__EXCERTO DO TEXTO__.
Esse é, aliás, um dos compromissos fundamentais desta Delegação Regional da Ordem dos Psicólogos: com o apoio dos meios de comunicação social regionais, continuar a investir na promoção da literacia psicológica e no bem-estar dos açorianos.

A pandemia e os seus efeitos prolongados acentuaram problemas de saúde mental. Que impacto isso teve nos Açores e como responderam os profissionais da região?
A pandemia de COVID-19 teve um impacto na saúde mental da população dos Açores, expondo e agravando desigualdades e vulnerabilidades já existentes. As consequências foram particularmente severas para crianças, jovens e idosos, sobretudo os que se encontravam em situações de maior fragilidade, como crianças ou idosos institucionalizados, crianças e jovens com deficiência, ou aqueles expostos a contextos de violência doméstica e dependências.
Perante estes desafios, os profissionais da região mobilizaram-se para reorganizar os serviços de saúde mental, adoptando uma abordagem centrada na equidade, na proximidade e na intervenção transversal. Houve um reforço relevante de psicólogos no Sistema Regional de Saúde, tanto nos cuidados primários como nos serviços hospitalares especializados. No entanto, é fundamental continuar a investir no aumento do número de psicólogos nas equipas de saúde mental e comunitária, com enfoque na formação e na intervenção psicossocial de base comunitária.
Simultaneamente, assistimos a um esforço acrescido na promoção da literacia em saúde mental e psicológica, com recurso a estratégias de comunicação pública e utilização activa dos meios de comunicação social. Estes esforços foram essenciais para sensibilizar a população, reduzir o estigma e fomentar uma cultura de prevenção e cuidado em saúde mental, que importa agora consolidar e aprofundar.

__MATERIAL FORNECIDO__.

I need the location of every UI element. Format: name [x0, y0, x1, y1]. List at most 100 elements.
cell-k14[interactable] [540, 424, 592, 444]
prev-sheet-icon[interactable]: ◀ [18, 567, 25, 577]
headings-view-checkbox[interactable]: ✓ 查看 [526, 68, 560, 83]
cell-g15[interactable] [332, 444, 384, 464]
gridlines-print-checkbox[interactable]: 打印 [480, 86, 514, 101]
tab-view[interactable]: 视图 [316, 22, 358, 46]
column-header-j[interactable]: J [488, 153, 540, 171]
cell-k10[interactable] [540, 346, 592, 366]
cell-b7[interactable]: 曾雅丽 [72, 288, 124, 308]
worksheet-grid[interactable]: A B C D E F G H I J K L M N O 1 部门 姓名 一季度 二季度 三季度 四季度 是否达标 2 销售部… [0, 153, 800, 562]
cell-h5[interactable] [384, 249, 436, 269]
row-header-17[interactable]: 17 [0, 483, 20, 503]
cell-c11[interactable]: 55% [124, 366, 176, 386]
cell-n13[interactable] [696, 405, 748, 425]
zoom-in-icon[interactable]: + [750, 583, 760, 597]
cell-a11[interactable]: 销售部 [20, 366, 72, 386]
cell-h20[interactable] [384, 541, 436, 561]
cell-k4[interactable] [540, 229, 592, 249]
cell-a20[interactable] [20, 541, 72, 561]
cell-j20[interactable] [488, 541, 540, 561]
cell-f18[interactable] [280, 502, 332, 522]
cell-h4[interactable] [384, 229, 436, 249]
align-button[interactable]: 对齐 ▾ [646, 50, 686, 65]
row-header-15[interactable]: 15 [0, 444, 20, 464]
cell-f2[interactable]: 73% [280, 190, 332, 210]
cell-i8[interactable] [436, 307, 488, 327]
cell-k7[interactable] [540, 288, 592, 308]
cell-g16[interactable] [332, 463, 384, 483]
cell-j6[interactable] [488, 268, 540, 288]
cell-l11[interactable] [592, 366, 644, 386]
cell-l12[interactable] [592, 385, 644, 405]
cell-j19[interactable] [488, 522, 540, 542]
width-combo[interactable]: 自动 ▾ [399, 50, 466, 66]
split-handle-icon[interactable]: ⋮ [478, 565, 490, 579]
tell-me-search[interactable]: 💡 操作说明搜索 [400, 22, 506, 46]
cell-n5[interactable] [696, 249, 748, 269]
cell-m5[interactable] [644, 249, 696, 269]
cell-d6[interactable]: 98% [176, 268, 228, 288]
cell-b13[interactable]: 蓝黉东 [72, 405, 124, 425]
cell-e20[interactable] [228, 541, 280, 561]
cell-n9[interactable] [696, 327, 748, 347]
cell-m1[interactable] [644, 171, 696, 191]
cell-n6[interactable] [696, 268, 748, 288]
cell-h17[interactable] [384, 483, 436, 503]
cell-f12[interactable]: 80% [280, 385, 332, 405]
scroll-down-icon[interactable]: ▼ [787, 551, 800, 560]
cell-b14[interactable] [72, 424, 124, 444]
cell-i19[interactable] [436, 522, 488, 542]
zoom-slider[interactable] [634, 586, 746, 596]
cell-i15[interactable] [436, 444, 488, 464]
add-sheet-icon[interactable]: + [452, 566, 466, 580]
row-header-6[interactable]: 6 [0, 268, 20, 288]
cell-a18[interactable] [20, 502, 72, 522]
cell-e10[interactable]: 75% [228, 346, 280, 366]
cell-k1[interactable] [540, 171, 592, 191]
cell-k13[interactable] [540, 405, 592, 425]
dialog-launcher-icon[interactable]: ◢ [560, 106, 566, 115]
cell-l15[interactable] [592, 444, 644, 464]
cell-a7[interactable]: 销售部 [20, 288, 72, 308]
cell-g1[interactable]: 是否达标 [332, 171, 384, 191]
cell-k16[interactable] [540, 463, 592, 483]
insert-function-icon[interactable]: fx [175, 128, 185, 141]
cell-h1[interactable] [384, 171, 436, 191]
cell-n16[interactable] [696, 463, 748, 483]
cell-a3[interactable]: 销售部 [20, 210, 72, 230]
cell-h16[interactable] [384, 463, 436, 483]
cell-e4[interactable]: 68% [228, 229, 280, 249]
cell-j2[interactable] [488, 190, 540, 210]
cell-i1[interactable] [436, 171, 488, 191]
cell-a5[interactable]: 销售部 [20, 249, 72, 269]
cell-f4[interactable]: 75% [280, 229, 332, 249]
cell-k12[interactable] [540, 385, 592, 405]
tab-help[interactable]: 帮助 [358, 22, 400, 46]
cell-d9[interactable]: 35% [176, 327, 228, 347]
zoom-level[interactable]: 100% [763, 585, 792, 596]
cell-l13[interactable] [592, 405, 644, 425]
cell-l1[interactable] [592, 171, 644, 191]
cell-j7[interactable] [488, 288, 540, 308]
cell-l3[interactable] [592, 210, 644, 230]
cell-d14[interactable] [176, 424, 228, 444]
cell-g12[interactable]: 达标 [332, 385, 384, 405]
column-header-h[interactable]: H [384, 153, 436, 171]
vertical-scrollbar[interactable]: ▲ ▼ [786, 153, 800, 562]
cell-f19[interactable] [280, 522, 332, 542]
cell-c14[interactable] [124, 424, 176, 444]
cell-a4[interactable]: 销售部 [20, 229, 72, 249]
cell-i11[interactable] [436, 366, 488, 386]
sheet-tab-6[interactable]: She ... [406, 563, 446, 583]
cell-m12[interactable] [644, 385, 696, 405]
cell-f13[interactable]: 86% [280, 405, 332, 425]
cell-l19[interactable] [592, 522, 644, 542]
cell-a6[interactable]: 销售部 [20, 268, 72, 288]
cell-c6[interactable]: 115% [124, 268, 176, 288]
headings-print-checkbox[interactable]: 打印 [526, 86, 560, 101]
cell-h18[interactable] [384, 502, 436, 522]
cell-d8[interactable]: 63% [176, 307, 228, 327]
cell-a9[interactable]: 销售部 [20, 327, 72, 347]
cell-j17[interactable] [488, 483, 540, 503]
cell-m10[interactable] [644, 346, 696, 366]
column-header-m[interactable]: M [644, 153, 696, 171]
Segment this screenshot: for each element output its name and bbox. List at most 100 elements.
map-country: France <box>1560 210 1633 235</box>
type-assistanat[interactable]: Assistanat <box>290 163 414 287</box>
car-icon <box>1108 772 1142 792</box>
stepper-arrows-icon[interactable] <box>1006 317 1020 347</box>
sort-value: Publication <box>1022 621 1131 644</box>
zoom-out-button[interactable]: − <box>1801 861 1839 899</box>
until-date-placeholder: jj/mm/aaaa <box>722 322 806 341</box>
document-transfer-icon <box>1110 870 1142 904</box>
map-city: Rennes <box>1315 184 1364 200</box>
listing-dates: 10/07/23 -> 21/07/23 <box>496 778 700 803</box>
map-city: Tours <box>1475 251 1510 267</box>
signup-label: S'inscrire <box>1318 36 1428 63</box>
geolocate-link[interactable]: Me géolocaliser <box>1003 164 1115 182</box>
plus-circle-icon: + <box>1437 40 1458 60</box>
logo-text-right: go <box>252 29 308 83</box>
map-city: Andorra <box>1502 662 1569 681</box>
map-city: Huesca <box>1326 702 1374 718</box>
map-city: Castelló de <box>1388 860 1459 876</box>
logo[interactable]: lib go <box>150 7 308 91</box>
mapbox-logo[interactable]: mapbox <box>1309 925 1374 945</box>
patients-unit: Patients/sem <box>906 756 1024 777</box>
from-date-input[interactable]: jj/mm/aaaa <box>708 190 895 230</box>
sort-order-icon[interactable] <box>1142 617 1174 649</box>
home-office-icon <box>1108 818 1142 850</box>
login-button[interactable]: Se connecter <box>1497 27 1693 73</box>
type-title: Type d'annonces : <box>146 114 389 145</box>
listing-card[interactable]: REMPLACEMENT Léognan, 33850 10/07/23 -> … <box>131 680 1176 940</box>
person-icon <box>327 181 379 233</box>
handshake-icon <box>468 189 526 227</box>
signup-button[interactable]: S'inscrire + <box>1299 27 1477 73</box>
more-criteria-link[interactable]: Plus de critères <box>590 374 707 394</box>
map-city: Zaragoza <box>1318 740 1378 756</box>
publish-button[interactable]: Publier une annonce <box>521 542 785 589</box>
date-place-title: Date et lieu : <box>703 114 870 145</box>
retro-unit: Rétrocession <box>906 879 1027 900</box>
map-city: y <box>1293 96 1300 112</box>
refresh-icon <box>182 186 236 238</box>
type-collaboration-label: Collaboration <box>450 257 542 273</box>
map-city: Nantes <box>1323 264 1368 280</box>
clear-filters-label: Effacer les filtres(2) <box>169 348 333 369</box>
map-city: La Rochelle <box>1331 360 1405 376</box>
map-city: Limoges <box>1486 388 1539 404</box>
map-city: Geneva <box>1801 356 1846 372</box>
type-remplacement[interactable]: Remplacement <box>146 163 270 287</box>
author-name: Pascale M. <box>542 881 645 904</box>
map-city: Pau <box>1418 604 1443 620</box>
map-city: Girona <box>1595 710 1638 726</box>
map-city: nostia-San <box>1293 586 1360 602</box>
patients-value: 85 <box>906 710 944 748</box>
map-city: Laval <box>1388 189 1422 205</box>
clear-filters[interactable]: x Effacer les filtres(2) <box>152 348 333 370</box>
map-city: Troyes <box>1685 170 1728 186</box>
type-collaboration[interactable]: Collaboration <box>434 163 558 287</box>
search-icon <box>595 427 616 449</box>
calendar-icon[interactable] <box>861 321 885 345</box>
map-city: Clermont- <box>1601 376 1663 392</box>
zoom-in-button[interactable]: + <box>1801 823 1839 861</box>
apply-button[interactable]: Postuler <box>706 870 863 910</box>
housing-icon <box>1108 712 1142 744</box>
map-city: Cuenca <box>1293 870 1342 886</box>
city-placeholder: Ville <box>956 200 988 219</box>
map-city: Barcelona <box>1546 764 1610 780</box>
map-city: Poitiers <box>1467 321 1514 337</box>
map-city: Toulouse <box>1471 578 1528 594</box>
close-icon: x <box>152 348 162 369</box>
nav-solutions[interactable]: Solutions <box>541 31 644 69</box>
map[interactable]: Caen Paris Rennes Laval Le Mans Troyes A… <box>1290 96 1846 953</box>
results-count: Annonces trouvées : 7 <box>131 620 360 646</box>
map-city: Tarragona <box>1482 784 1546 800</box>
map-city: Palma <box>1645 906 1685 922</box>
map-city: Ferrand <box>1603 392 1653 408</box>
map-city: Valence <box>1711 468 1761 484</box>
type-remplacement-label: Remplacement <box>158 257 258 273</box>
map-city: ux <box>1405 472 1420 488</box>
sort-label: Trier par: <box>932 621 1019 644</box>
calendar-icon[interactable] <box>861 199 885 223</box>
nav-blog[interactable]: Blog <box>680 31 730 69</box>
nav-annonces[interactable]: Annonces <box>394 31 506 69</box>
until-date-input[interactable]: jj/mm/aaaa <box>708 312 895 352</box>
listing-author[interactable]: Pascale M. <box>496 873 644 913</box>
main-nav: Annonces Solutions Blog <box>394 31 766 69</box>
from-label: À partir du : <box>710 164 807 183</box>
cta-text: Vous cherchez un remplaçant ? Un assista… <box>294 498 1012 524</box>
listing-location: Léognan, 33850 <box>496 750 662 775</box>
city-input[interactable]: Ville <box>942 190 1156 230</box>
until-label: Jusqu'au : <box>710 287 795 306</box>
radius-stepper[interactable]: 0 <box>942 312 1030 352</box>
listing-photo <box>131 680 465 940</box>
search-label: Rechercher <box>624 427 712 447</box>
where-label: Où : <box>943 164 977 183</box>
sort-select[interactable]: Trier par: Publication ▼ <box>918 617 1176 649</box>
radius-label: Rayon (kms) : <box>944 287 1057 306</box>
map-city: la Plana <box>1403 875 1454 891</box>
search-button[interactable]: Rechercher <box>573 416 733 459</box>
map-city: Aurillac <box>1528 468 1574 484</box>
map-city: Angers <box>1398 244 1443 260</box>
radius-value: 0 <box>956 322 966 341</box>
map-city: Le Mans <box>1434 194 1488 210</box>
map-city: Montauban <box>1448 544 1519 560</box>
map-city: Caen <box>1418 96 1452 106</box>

__TAREFAS PROPOSTAS__.
1 - Segundo o excerto, em que serviços do Sistema Regional de Saúde houve um reforço de psicólogos?
2 - Para que três fins, segundo o excerto, foram essenciais os esforços de promoção da literacia em saúde mental e psicológica?
As entradas provêm de outra fonte.

__RESPOSTAS AOS EXERCÍCIOS__.
1 - Nos cuidados primários e nos serviços hospitalares especializados.

2 -
- Sensibilizar a população
- Reduzir o estigma
- Fomentar uma cultura de prevenção e cuidado em saúde mental